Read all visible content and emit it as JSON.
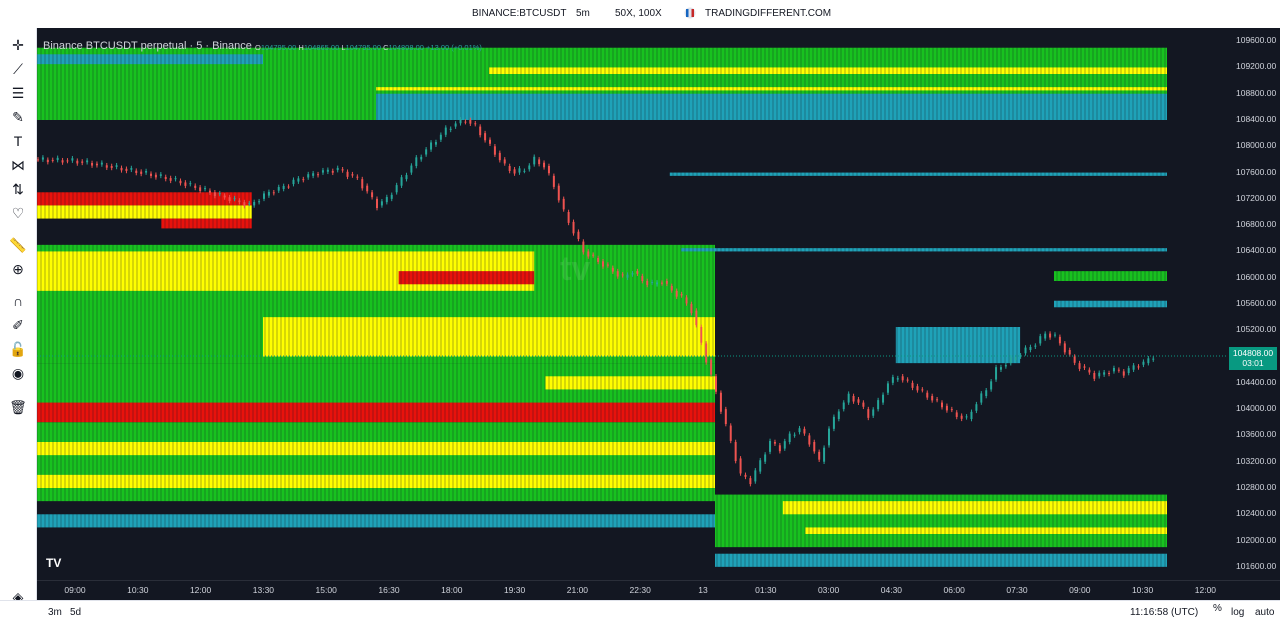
{
  "header": {
    "symbol": "BINANCE:BTCUSDT",
    "interval": "5m",
    "leverage": "50X, 100X",
    "brand": "TRADINGDIFFERENT.COM"
  },
  "chart": {
    "title": "Binance BTCUSDT perpetual · 5 · Binance",
    "ohlc": {
      "o_label": "O",
      "o": "104795.00",
      "h_label": "H",
      "h": "104865.00",
      "l_label": "L",
      "l": "104795.00",
      "c_label": "C",
      "c": "104808.00",
      "change": "+13.00 (+0.01%)"
    },
    "current_price": "104808.00",
    "countdown": "03:01",
    "tv_logo": "TV"
  },
  "price_axis": [
    "109600.00",
    "109200.00",
    "108800.00",
    "108400.00",
    "108000.00",
    "107600.00",
    "107200.00",
    "106800.00",
    "106400.00",
    "106000.00",
    "105600.00",
    "105200.00",
    "104800.00",
    "104400.00",
    "104000.00",
    "103600.00",
    "103200.00",
    "102800.00",
    "102400.00",
    "102000.00",
    "101600.00"
  ],
  "time_axis": [
    "09:00",
    "10:30",
    "12:00",
    "13:30",
    "15:00",
    "16:30",
    "18:00",
    "19:30",
    "21:00",
    "22:30",
    "13",
    "01:30",
    "03:00",
    "04:30",
    "06:00",
    "07:30",
    "09:00",
    "10:30",
    "12:00"
  ],
  "bottom": {
    "range_3m": "3m",
    "range_5d": "5d",
    "clock": "11:16:58 (UTC)",
    "percent": "%",
    "log": "log",
    "auto": "auto"
  },
  "colors": {
    "background": "#131722",
    "up": "#26a69a",
    "down": "#ef5350",
    "heat_red": "#e8120c",
    "heat_yellow": "#ffff00",
    "heat_green": "#18c21f",
    "heat_teal": "#1fa2b8"
  },
  "chart_data": {
    "type": "candlestick-heatmap",
    "price_range": [
      101400,
      109800
    ],
    "price_series": [
      [
        0,
        107800
      ],
      [
        8,
        107780
      ],
      [
        15,
        107700
      ],
      [
        22,
        107600
      ],
      [
        28,
        107500
      ],
      [
        32,
        107400
      ],
      [
        36,
        107300
      ],
      [
        40,
        107200
      ],
      [
        44,
        107100
      ],
      [
        48,
        107300
      ],
      [
        50,
        107350
      ],
      [
        54,
        107500
      ],
      [
        58,
        107600
      ],
      [
        62,
        107650
      ],
      [
        66,
        107500
      ],
      [
        68,
        107300
      ],
      [
        70,
        107100
      ],
      [
        72,
        107200
      ],
      [
        74,
        107400
      ],
      [
        76,
        107600
      ],
      [
        78,
        107800
      ],
      [
        80,
        107950
      ],
      [
        82,
        108100
      ],
      [
        84,
        108250
      ],
      [
        86,
        108350
      ],
      [
        88,
        108400
      ],
      [
        90,
        108300
      ],
      [
        92,
        108100
      ],
      [
        94,
        107900
      ],
      [
        96,
        107700
      ],
      [
        98,
        107600
      ],
      [
        100,
        107650
      ],
      [
        102,
        107800
      ],
      [
        104,
        107700
      ],
      [
        106,
        107400
      ],
      [
        108,
        107000
      ],
      [
        110,
        106700
      ],
      [
        112,
        106400
      ],
      [
        114,
        106300
      ],
      [
        116,
        106200
      ],
      [
        118,
        106100
      ],
      [
        120,
        106000
      ],
      [
        122,
        106100
      ],
      [
        124,
        105950
      ],
      [
        126,
        105900
      ],
      [
        128,
        105950
      ],
      [
        130,
        105800
      ],
      [
        132,
        105700
      ],
      [
        134,
        105500
      ],
      [
        136,
        105000
      ],
      [
        138,
        104500
      ],
      [
        140,
        104000
      ],
      [
        142,
        103500
      ],
      [
        144,
        103000
      ],
      [
        146,
        102900
      ],
      [
        148,
        103200
      ],
      [
        150,
        103500
      ],
      [
        152,
        103400
      ],
      [
        154,
        103600
      ],
      [
        156,
        103700
      ],
      [
        158,
        103500
      ],
      [
        160,
        103200
      ],
      [
        162,
        103700
      ],
      [
        164,
        104000
      ],
      [
        166,
        104200
      ],
      [
        168,
        104100
      ],
      [
        170,
        103900
      ],
      [
        172,
        104100
      ],
      [
        174,
        104400
      ],
      [
        176,
        104500
      ],
      [
        178,
        104400
      ],
      [
        180,
        104300
      ],
      [
        182,
        104200
      ],
      [
        184,
        104100
      ],
      [
        186,
        104000
      ],
      [
        188,
        103900
      ],
      [
        190,
        103850
      ],
      [
        192,
        104100
      ],
      [
        194,
        104300
      ],
      [
        196,
        104600
      ],
      [
        198,
        104700
      ],
      [
        200,
        104800
      ],
      [
        202,
        104900
      ],
      [
        204,
        105000
      ],
      [
        206,
        105150
      ],
      [
        208,
        105100
      ],
      [
        210,
        104900
      ],
      [
        212,
        104700
      ],
      [
        214,
        104600
      ],
      [
        216,
        104500
      ],
      [
        218,
        104550
      ],
      [
        220,
        104600
      ],
      [
        222,
        104550
      ],
      [
        224,
        104650
      ],
      [
        226,
        104700
      ],
      [
        228,
        104808
      ]
    ],
    "heat_bands": [
      {
        "p0": 109500,
        "p1": 108400,
        "c": "g",
        "x0": 0,
        "x1": 1
      },
      {
        "p0": 109200,
        "p1": 109100,
        "c": "y",
        "x0": 0.4,
        "x1": 1
      },
      {
        "p0": 108900,
        "p1": 108850,
        "c": "y",
        "x0": 0.3,
        "x1": 1
      },
      {
        "p0": 108800,
        "p1": 108400,
        "c": "t",
        "x0": 0.3,
        "x1": 1
      },
      {
        "p0": 109400,
        "p1": 109250,
        "c": "t",
        "x0": 0,
        "x1": 0.2
      },
      {
        "p0": 107600,
        "p1": 107550,
        "c": "t",
        "x0": 0.56,
        "x1": 1
      },
      {
        "p0": 107300,
        "p1": 107100,
        "c": "r",
        "x0": 0,
        "x1": 0.19
      },
      {
        "p0": 107100,
        "p1": 106900,
        "c": "y",
        "x0": 0,
        "x1": 0.19
      },
      {
        "p0": 106900,
        "p1": 106750,
        "c": "r",
        "x0": 0.11,
        "x1": 0.19
      },
      {
        "p0": 106500,
        "p1": 104700,
        "c": "g",
        "x0": 0,
        "x1": 0.6
      },
      {
        "p0": 106400,
        "p1": 105700,
        "c": "y",
        "x0": 0,
        "x1": 0.44
      },
      {
        "p0": 106100,
        "p1": 105900,
        "c": "r",
        "x0": 0.32,
        "x1": 0.44
      },
      {
        "p0": 105800,
        "p1": 105500,
        "c": "g",
        "x0": 0,
        "x1": 0.6
      },
      {
        "p0": 105400,
        "p1": 104800,
        "c": "y",
        "x0": 0.2,
        "x1": 0.6
      },
      {
        "p0": 104700,
        "p1": 103900,
        "c": "g",
        "x0": 0,
        "x1": 0.6
      },
      {
        "p0": 104500,
        "p1": 104300,
        "c": "y",
        "x0": 0.45,
        "x1": 0.6
      },
      {
        "p0": 104100,
        "p1": 103800,
        "c": "r",
        "x0": 0,
        "x1": 0.6
      },
      {
        "p0": 103800,
        "p1": 102600,
        "c": "g",
        "x0": 0,
        "x1": 0.6
      },
      {
        "p0": 103500,
        "p1": 103300,
        "c": "y",
        "x0": 0,
        "x1": 0.6
      },
      {
        "p0": 103000,
        "p1": 102800,
        "c": "y",
        "x0": 0,
        "x1": 0.6
      },
      {
        "p0": 102400,
        "p1": 102200,
        "c": "t",
        "x0": 0,
        "x1": 0.62
      },
      {
        "p0": 106450,
        "p1": 106400,
        "c": "t",
        "x0": 0.57,
        "x1": 1
      },
      {
        "p0": 106100,
        "p1": 105950,
        "c": "g",
        "x0": 0.9,
        "x1": 1
      },
      {
        "p0": 105650,
        "p1": 105550,
        "c": "t",
        "x0": 0.9,
        "x1": 1
      },
      {
        "p0": 105250,
        "p1": 104700,
        "c": "t",
        "x0": 0.76,
        "x1": 0.87
      },
      {
        "p0": 102700,
        "p1": 101900,
        "c": "g",
        "x0": 0.6,
        "x1": 1
      },
      {
        "p0": 102600,
        "p1": 102400,
        "c": "y",
        "x0": 0.66,
        "x1": 1
      },
      {
        "p0": 102200,
        "p1": 102100,
        "c": "y",
        "x0": 0.68,
        "x1": 1
      },
      {
        "p0": 101800,
        "p1": 101600,
        "c": "t",
        "x0": 0.6,
        "x1": 1
      }
    ]
  }
}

### [Written instruction]
Your answer should be one number: how many lines in the material above contain the string "BTCUSDT".

### [Written reply]
2